> **Instructions to follow**: In the material below, list every line carrying the string "this".

> **Data supplied**:
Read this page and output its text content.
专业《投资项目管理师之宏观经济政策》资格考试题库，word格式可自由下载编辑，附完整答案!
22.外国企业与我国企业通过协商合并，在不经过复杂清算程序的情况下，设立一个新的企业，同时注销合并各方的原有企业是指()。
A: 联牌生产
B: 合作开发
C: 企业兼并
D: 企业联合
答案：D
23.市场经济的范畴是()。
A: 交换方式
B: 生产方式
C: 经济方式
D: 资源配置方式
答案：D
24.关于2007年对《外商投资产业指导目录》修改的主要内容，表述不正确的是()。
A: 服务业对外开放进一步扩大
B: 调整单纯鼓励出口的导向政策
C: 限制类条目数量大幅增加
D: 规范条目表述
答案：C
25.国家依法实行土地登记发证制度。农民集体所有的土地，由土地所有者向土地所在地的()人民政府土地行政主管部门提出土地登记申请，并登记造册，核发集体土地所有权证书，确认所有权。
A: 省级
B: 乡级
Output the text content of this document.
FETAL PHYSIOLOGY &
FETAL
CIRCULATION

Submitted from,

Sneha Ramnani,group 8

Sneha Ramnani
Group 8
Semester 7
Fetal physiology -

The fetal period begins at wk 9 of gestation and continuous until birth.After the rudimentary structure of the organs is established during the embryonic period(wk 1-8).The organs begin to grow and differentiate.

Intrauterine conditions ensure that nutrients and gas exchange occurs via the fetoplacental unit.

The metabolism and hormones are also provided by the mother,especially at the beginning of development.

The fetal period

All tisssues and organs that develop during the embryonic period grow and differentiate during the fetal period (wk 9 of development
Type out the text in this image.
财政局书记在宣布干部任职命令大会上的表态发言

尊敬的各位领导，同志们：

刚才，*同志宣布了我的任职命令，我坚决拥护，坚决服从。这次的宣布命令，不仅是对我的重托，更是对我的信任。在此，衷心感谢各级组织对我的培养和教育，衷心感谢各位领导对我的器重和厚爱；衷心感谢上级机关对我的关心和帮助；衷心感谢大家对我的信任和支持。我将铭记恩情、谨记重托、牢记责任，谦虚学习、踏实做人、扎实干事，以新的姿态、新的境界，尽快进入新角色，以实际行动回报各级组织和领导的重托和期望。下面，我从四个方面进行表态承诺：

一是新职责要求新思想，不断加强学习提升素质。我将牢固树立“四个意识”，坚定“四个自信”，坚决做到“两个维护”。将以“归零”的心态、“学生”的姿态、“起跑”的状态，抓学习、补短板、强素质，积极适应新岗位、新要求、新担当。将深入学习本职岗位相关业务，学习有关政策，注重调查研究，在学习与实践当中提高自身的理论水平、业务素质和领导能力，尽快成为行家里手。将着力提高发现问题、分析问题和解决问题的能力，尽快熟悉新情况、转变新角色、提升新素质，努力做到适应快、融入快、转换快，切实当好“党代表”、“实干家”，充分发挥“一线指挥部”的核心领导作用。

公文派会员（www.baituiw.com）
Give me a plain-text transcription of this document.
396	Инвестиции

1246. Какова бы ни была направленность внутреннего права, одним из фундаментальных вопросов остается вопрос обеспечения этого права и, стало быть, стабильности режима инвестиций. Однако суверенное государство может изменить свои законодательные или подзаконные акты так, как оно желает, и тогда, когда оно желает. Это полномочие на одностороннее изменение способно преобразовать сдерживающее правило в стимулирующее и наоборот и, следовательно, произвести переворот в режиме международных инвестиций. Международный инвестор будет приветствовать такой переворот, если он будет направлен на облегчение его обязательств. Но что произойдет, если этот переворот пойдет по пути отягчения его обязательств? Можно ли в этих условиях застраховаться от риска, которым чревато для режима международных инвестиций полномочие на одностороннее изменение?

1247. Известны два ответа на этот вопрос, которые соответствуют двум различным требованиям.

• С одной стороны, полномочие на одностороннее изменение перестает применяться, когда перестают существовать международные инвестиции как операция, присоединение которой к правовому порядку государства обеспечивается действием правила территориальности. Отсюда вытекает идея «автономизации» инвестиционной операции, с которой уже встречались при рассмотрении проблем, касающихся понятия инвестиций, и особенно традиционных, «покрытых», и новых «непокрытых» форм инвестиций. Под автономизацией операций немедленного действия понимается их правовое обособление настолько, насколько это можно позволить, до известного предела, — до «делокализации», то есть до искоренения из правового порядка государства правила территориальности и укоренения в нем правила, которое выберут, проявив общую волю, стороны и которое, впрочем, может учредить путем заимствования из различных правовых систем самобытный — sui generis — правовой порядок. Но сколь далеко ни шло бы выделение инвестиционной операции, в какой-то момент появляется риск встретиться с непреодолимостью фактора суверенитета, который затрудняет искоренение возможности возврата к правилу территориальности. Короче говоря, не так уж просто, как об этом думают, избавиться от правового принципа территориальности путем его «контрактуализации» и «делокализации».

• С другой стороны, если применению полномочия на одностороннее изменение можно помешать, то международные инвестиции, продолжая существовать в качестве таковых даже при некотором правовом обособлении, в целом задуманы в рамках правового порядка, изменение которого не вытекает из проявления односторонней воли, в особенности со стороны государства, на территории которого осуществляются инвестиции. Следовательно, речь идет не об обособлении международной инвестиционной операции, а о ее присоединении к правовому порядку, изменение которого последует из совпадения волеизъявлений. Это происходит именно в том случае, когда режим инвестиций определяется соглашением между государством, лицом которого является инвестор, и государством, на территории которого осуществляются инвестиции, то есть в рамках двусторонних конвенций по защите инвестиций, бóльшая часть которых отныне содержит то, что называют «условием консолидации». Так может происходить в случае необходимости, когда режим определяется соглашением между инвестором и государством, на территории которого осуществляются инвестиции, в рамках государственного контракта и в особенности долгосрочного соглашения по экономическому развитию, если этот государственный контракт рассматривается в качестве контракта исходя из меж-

> **Expected answer**:
Read this page and output its text content.
Output the text content of this document.
Type out the text in this image.
Give me a plain-text transcription of this document.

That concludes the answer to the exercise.